● DATA:

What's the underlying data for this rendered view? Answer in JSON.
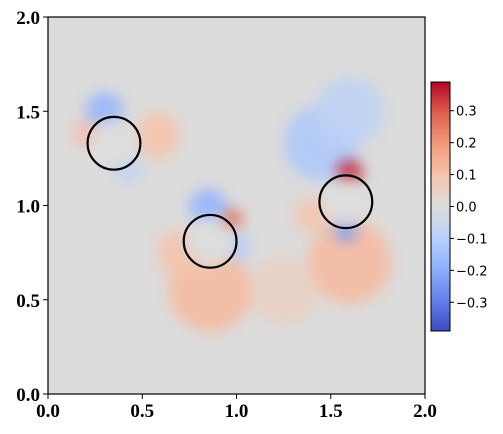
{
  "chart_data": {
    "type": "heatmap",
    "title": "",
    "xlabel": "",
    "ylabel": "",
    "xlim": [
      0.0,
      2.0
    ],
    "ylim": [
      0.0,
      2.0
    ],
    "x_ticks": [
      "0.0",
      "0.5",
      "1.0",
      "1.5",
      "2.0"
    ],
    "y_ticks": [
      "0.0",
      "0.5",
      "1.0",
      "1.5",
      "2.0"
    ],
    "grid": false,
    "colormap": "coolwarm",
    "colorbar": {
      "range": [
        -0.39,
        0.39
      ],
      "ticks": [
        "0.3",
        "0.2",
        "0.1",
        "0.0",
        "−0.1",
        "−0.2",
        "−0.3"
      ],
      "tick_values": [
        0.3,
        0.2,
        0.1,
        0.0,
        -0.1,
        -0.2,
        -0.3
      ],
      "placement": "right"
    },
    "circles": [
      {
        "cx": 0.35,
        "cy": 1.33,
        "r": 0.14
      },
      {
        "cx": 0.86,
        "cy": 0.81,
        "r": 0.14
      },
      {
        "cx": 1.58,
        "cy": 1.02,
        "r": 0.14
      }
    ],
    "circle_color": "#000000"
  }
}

==

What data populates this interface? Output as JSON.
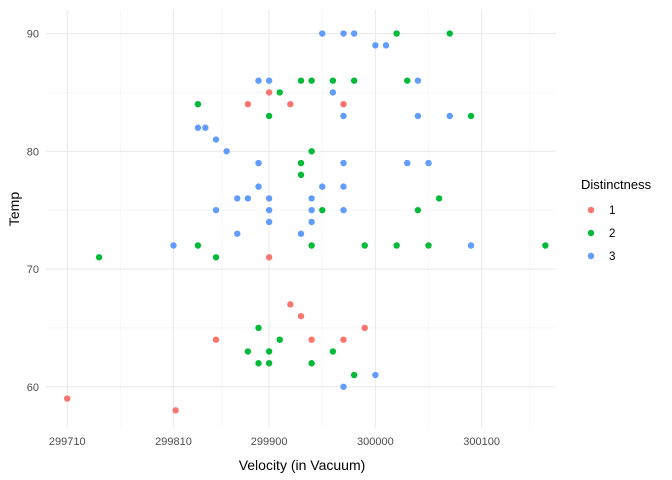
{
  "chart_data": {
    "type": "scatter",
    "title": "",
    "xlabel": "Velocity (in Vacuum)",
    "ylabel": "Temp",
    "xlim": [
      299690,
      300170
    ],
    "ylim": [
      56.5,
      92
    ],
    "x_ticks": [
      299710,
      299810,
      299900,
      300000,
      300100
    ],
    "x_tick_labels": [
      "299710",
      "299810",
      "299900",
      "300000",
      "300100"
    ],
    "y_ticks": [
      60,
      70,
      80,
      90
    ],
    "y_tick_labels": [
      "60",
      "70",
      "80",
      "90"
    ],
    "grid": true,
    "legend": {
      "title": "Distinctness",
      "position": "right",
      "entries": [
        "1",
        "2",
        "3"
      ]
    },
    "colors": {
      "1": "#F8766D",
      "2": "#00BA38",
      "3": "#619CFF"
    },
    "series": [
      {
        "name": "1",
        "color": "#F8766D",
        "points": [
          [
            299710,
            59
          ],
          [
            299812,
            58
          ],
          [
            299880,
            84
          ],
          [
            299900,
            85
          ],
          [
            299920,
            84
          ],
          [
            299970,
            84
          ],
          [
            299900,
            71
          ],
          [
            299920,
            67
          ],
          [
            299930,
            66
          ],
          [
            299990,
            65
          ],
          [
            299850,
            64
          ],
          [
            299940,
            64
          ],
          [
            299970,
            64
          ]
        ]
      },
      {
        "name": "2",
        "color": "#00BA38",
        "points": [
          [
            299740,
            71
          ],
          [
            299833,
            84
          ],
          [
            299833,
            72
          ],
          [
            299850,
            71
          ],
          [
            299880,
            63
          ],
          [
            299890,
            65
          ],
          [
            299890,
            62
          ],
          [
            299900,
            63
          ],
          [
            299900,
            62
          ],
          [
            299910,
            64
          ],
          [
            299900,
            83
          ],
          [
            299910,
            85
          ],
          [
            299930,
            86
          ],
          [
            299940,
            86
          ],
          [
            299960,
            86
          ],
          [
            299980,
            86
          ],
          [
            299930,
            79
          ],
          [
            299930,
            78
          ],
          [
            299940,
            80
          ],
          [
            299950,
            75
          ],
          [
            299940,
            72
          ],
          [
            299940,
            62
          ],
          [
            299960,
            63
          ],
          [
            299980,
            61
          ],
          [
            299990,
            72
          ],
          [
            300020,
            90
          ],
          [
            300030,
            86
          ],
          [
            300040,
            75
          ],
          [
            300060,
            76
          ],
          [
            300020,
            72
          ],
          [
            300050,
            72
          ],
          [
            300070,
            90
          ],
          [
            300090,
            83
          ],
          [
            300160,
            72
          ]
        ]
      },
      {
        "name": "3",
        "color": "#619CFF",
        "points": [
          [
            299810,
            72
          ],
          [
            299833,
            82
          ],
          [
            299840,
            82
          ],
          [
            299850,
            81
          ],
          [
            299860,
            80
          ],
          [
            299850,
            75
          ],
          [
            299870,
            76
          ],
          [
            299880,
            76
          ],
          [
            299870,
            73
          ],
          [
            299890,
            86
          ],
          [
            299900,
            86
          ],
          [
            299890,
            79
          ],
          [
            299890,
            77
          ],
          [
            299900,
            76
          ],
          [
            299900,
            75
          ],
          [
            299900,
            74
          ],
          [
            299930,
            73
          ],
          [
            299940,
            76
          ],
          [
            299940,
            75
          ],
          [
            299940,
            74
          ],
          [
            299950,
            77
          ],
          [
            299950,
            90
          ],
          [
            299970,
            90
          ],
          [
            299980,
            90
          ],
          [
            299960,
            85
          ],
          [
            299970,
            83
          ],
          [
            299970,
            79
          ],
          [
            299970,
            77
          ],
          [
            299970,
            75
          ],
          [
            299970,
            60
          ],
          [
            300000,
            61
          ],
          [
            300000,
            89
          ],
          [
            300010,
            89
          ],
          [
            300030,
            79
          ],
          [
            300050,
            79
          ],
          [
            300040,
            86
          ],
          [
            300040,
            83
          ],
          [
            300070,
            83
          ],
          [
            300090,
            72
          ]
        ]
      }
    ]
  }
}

● THE EXERCISE:
For each line above that contains the word "this", copy that line.

● ANSWER TO THE TASK:
What's the underlying data for this rendered view? Answer in JSON.
What data populates this interface? Output as JSON.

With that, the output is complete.